#### Source data ####

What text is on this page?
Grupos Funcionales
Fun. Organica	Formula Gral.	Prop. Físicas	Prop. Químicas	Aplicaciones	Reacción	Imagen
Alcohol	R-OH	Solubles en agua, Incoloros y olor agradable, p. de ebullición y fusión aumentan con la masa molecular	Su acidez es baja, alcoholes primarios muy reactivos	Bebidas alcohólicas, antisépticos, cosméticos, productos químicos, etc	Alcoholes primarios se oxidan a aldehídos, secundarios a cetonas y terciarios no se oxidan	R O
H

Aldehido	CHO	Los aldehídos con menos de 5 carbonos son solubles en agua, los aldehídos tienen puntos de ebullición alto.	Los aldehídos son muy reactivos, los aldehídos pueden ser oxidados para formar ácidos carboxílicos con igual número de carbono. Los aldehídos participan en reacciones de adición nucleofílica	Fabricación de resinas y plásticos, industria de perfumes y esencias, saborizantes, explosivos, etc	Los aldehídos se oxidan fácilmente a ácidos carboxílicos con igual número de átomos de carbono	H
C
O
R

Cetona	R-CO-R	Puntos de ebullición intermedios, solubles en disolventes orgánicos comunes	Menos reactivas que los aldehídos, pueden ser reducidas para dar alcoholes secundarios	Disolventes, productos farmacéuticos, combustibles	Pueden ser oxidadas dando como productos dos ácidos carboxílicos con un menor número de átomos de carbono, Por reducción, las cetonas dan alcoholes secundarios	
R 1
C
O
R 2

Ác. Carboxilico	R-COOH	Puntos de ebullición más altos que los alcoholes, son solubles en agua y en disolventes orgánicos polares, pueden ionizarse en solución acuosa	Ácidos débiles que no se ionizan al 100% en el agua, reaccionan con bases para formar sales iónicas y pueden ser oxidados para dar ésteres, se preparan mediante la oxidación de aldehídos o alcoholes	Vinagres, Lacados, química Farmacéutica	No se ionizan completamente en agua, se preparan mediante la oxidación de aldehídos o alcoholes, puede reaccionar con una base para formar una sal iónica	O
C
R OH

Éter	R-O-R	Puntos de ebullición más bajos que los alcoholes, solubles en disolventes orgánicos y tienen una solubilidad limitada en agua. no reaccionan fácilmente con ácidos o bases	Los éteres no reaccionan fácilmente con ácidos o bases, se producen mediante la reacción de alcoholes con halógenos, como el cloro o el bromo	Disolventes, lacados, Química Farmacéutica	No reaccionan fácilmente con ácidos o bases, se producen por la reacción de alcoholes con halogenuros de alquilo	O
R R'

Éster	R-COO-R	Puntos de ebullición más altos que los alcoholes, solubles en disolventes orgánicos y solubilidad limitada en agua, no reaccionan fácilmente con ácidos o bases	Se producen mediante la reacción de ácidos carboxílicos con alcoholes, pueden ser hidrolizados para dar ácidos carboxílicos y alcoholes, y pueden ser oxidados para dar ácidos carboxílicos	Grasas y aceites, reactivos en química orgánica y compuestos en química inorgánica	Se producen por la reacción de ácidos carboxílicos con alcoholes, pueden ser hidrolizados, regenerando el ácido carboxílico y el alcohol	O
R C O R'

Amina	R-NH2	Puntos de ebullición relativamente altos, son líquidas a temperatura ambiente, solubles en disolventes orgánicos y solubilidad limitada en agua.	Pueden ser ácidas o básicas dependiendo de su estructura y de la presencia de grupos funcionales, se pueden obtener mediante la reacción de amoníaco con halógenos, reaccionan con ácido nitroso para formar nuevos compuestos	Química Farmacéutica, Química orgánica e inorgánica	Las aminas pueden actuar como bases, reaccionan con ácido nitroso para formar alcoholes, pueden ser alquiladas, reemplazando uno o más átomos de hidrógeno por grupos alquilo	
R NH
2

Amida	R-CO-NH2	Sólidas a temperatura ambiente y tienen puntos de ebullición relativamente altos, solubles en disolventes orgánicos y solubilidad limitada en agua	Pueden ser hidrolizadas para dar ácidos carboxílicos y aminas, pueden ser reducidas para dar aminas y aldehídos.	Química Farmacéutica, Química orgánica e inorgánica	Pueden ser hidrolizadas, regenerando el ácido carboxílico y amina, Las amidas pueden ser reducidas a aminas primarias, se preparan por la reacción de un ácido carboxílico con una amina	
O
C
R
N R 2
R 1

####

The task
Write out the entire listing exactly.

Completed exercise
What text is on this page?
Grupos Funcionales
Fun. Organica	Formula Gral.	Prop. Físicas	Prop. Químicas	Aplicaciones	Reacción	Imagen
Alcohol	R-OH	Solubles en agua, Incoloros y olor agradable, p. de ebullición y fusión aumentan con la masa molecular	Su acidez es baja, alcoholes primarios muy reactivos	Bebidas alcohólicas, antisépticos, cosméticos, productos químicos, etc	Alcoholes primarios se oxidan a aldehídos, secundarios a cetonas y terciarios no se oxidan	R O
H

Aldehido	CHO	Los aldehídos con menos de 5 carbonos son solubles en agua, los aldehídos tienen puntos de ebullición alto.	Los aldehídos son muy reactivos, los aldehídos pueden ser oxidados para formar ácidos carboxílicos con igual número de carbono. Los aldehídos participan en reacciones de adición nucleofílica	Fabricación de resinas y plásticos, industria de perfumes y esencias, saborizantes, explosivos, etc	Los aldehídos se oxidan fácilmente a ácidos carboxílicos con igual número de átomos de carbono	H
C
O
R

Cetona	R-CO-R	Puntos de ebullición intermedios, solubles en disolventes orgánicos comunes	Menos reactivas que los aldehídos, pueden ser reducidas para dar alcoholes secundarios	Disolventes, productos farmacéuticos, combustibles	Pueden ser oxidadas dando como productos dos ácidos carboxílicos con un menor número de átomos de carbono, Por reducción, las cetonas dan alcoholes secundarios	
R 1
C
O
R 2

Ác. Carboxilico	R-COOH	Puntos de ebullición más altos que los alcoholes, son solubles en agua y en disolventes orgánicos polares, pueden ionizarse en solución acuosa	Ácidos débiles que no se ionizan al 100% en el agua, reaccionan con bases para formar sales iónicas y pueden ser oxidados para dar ésteres, se preparan mediante la oxidación de aldehídos o alcoholes	Vinagres, Lacados, química Farmacéutica	No se ionizan completamente en agua, se preparan mediante la oxidación de aldehídos o alcoholes, puede reaccionar con una base para formar una sal iónica	O
C
R OH

Éter	R-O-R	Puntos de ebullición más bajos que los alcoholes, solubles en disolventes orgánicos y tienen una solubilidad limitada en agua. no reaccionan fácilmente con ácidos o bases	Los éteres no reaccionan fácilmente con ácidos o bases, se producen mediante la reacción de alcoholes con halógenos, como el cloro o el bromo	Disolventes, lacados, Química Farmacéutica	No reaccionan fácilmente con ácidos o bases, se producen por la reacción de alcoholes con halogenuros de alquilo	O
R R'

Éster	R-COO-R	Puntos de ebullición más altos que los alcoholes, solubles en disolventes orgánicos y solubilidad limitada en agua, no reaccionan fácilmente con ácidos o bases	Se producen mediante la reacción de ácidos carboxílicos con alcoholes, pueden ser hidrolizados para dar ácidos carboxílicos y alcoholes, y pueden ser oxidados para dar ácidos carboxílicos	Grasas y aceites, reactivos en química orgánica y compuestos en química inorgánica	Se producen por la reacción de ácidos carboxílicos con alcoholes, pueden ser hidrolizados, regenerando el ácido carboxílico y el alcohol	O
R C O R'

Amina	R-NH2	Puntos de ebullición relativamente altos, son líquidas a temperatura ambiente, solubles en disolventes orgánicos y solubilidad limitada en agua.	Pueden ser ácidas o básicas dependiendo de su estructura y de la presencia de grupos funcionales, se pueden obtener mediante la reacción de amoníaco con halógenos, reaccionan con ácido nitroso para formar nuevos compuestos	Química Farmacéutica, Química orgánica e inorgánica	Las aminas pueden actuar como bases, reaccionan con ácido nitroso para formar alcoholes, pueden ser alquiladas, reemplazando uno o más átomos de hidrógeno por grupos alquilo	
R NH
2

Amida	R-CO-NH2	Sólidas a temperatura ambiente y tienen puntos de ebullición relativamente altos, solubles en disolventes orgánicos y solubilidad limitada en agua	Pueden ser hidrolizadas para dar ácidos carboxílicos y aminas, pueden ser reducidas para dar aminas y aldehídos.	Química Farmacéutica, Química orgánica e inorgánica	Pueden ser hidrolizadas, regenerando el ácido carboxílico y amina, Las amidas pueden ser reducidas a aminas primarias, se preparan por la reacción de un ácido carboxílico con una amina	
O
C
R
N R 2
R 1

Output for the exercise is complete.